Copy every entry precisely.

**DATA ROWS:**
----

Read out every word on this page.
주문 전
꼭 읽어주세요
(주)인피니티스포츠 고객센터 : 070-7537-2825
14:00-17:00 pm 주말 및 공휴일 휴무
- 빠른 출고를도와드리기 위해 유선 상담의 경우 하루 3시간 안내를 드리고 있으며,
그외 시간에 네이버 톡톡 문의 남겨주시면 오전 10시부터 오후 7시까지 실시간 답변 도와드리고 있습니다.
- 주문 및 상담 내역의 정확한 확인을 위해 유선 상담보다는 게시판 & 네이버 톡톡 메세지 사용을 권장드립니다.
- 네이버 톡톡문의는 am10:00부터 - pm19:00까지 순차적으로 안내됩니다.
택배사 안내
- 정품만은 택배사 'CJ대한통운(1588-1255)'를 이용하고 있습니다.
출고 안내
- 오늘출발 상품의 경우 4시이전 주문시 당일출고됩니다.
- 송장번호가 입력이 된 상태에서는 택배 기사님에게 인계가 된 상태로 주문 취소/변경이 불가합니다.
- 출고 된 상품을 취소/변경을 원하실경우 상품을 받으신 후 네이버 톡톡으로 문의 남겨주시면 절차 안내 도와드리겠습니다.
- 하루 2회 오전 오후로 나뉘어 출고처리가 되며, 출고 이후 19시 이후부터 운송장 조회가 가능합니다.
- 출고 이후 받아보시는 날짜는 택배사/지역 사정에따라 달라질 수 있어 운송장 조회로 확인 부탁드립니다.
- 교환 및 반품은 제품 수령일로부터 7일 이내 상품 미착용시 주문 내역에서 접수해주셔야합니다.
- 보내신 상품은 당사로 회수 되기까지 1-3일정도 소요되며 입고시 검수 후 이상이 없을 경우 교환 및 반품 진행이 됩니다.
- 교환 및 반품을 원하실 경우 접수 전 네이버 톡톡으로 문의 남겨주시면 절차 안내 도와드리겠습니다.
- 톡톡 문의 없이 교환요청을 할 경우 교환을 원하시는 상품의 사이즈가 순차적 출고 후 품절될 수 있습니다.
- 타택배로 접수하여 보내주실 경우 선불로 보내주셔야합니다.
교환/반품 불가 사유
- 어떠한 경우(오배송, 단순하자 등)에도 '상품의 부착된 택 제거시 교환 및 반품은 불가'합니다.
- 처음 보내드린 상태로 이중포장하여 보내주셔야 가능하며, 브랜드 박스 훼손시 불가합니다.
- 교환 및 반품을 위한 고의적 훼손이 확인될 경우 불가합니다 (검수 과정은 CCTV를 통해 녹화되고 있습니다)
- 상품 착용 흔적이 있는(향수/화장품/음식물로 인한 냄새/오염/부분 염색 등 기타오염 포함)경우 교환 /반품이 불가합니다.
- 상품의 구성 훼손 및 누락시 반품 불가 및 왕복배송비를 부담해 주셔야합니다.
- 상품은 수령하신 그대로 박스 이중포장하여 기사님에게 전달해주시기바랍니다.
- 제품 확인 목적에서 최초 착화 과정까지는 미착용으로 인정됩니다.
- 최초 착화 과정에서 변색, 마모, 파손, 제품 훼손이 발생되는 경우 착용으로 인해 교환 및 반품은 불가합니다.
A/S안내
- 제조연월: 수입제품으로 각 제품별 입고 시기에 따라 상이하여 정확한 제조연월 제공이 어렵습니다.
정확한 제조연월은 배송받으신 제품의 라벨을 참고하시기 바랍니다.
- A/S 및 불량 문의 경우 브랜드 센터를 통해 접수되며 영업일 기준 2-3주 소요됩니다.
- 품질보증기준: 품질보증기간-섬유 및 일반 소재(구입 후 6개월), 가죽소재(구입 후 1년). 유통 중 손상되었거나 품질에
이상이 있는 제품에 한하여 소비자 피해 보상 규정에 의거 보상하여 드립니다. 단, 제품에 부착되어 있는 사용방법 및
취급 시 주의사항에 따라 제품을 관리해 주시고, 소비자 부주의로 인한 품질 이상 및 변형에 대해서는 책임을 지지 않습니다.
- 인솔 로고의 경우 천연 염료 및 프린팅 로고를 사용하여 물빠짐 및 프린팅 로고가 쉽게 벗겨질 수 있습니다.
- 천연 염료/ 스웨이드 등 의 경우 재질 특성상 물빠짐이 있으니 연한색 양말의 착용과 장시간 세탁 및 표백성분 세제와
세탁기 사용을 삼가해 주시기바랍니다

----

**FINAL RESULT:**
Read out every word on this page.
주문 전
꼭 읽어주세요
(주)인피니티스포츠 고객센터 : 070-7537-2825
14:00-17:00 pm 주말 및 공휴일 휴무
- 빠른 출고를도와드리기 위해 유선 상담의 경우 하루 3시간 안내를 드리고 있으며,
그외 시간에 네이버 톡톡 문의 남겨주시면 오전 10시부터 오후 7시까지 실시간 답변 도와드리고 있습니다.
- 주문 및 상담 내역의 정확한 확인을 위해 유선 상담보다는 게시판 & 네이버 톡톡 메세지 사용을 권장드립니다.
- 네이버 톡톡문의는 am10:00부터 - pm19:00까지 순차적으로 안내됩니다.
택배사 안내
- 정품만은 택배사 'CJ대한통운(1588-1255)'를 이용하고 있습니다.
출고 안내
- 오늘출발 상품의 경우 4시이전 주문시 당일출고됩니다.
- 송장번호가 입력이 된 상태에서는 택배 기사님에게 인계가 된 상태로 주문 취소/변경이 불가합니다.
- 출고 된 상품을 취소/변경을 원하실경우 상품을 받으신 후 네이버 톡톡으로 문의 남겨주시면 절차 안내 도와드리겠습니다.
- 하루 2회 오전 오후로 나뉘어 출고처리가 되며, 출고 이후 19시 이후부터 운송장 조회가 가능합니다.
- 출고 이후 받아보시는 날짜는 택배사/지역 사정에따라 달라질 수 있어 운송장 조회로 확인 부탁드립니다.
- 교환 및 반품은 제품 수령일로부터 7일 이내 상품 미착용시 주문 내역에서 접수해주셔야합니다.
- 보내신 상품은 당사로 회수 되기까지 1-3일정도 소요되며 입고시 검수 후 이상이 없을 경우 교환 및 반품 진행이 됩니다.
- 교환 및 반품을 원하실 경우 접수 전 네이버 톡톡으로 문의 남겨주시면 절차 안내 도와드리겠습니다.
- 톡톡 문의 없이 교환요청을 할 경우 교환을 원하시는 상품의 사이즈가 순차적 출고 후 품절될 수 있습니다.
- 타택배로 접수하여 보내주실 경우 선불로 보내주셔야합니다.
교환/반품 불가 사유
- 어떠한 경우(오배송, 단순하자 등)에도 '상품의 부착된 택 제거시 교환 및 반품은 불가'합니다.
- 처음 보내드린 상태로 이중포장하여 보내주셔야 가능하며, 브랜드 박스 훼손시 불가합니다.
- 교환 및 반품을 위한 고의적 훼손이 확인될 경우 불가합니다 (검수 과정은 CCTV를 통해 녹화되고 있습니다)
- 상품 착용 흔적이 있는(향수/화장품/음식물로 인한 냄새/오염/부분 염색 등 기타오염 포함)경우 교환 /반품이 불가합니다.
- 상품의 구성 훼손 및 누락시 반품 불가 및 왕복배송비를 부담해 주셔야합니다.
- 상품은 수령하신 그대로 박스 이중포장하여 기사님에게 전달해주시기바랍니다.
- 제품 확인 목적에서 최초 착화 과정까지는 미착용으로 인정됩니다.
- 최초 착화 과정에서 변색, 마모, 파손, 제품 훼손이 발생되는 경우 착용으로 인해 교환 및 반품은 불가합니다.
A/S안내
- 제조연월: 수입제품으로 각 제품별 입고 시기에 따라 상이하여 정확한 제조연월 제공이 어렵습니다.
정확한 제조연월은 배송받으신 제품의 라벨을 참고하시기 바랍니다.
- A/S 및 불량 문의 경우 브랜드 센터를 통해 접수되며 영업일 기준 2-3주 소요됩니다.
- 품질보증기준: 품질보증기간-섬유 및 일반 소재(구입 후 6개월), 가죽소재(구입 후 1년). 유통 중 손상되었거나 품질에
이상이 있는 제품에 한하여 소비자 피해 보상 규정에 의거 보상하여 드립니다. 단, 제품에 부착되어 있는 사용방법 및
취급 시 주의사항에 따라 제품을 관리해 주시고, 소비자 부주의로 인한 품질 이상 및 변형에 대해서는 책임을 지지 않습니다.
- 인솔 로고의 경우 천연 염료 및 프린팅 로고를 사용하여 물빠짐 및 프린팅 로고가 쉽게 벗겨질 수 있습니다.
- 천연 염료/ 스웨이드 등 의 경우 재질 특성상 물빠짐이 있으니 연한색 양말의 착용과 장시간 세탁 및 표백성분 세제와
세탁기 사용을 삼가해 주시기바랍니다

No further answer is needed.